- **Provided data**
----------------

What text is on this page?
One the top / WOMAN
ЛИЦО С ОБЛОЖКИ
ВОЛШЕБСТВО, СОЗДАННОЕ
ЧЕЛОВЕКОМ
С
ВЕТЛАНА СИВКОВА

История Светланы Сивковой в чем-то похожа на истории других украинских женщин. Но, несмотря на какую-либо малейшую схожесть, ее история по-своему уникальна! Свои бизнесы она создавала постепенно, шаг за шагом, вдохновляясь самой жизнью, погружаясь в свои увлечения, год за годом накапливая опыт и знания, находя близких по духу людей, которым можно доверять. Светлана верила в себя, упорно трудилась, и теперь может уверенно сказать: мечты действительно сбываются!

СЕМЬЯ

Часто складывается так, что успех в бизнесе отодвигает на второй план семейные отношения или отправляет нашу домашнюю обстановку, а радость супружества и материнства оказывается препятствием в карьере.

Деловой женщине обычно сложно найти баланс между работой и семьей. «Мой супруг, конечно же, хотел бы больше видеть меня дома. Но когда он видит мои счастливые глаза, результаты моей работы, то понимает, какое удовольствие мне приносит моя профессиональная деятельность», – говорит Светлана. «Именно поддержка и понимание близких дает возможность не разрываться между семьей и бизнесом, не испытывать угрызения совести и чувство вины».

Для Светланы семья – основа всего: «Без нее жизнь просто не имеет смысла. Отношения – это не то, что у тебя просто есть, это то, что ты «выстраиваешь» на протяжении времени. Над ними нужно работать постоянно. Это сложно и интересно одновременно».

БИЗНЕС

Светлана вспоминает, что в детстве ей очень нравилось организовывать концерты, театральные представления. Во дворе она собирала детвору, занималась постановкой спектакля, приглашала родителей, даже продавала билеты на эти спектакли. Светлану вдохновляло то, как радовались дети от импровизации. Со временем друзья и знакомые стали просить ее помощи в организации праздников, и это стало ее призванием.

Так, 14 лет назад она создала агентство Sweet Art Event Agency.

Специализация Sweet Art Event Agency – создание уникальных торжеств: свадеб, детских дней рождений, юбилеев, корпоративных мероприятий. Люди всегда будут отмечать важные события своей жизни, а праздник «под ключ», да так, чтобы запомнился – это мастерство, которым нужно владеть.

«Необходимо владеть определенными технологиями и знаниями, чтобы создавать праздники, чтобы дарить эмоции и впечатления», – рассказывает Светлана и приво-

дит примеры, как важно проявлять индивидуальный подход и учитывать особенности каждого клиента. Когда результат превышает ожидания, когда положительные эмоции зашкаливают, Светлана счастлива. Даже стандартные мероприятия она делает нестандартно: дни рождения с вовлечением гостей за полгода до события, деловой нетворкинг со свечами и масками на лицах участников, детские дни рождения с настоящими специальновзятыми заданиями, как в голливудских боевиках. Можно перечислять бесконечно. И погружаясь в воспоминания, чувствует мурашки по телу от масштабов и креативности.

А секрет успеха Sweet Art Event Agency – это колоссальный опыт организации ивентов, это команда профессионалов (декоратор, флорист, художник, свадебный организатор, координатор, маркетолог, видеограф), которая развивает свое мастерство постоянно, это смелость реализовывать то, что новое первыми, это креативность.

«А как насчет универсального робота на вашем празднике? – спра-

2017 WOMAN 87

----------------

Identify every line above that includes the word "мастерство", and show those lines.

- **Correct result**
Специализация Sweet Art Event Agency – создание уникальных торжеств: свадеб, детских дней рождений, юбилеев, корпоративных мероприятий. Люди всегда будут отмечать важные события своей жизни, а праздник «под ключ», да так, чтобы запомнился – это мастерство, которым нужно владеть.
А секрет успеха Sweet Art Event Agency – это колоссальный опыт организации ивентов, это команда профессионалов (декоратор, флорист, художник, свадебный организатор, координатор, маркетолог, видеограф), которая развивает свое мастерство постоянно, это смелость реализовывать то, что новое первыми, это креативность.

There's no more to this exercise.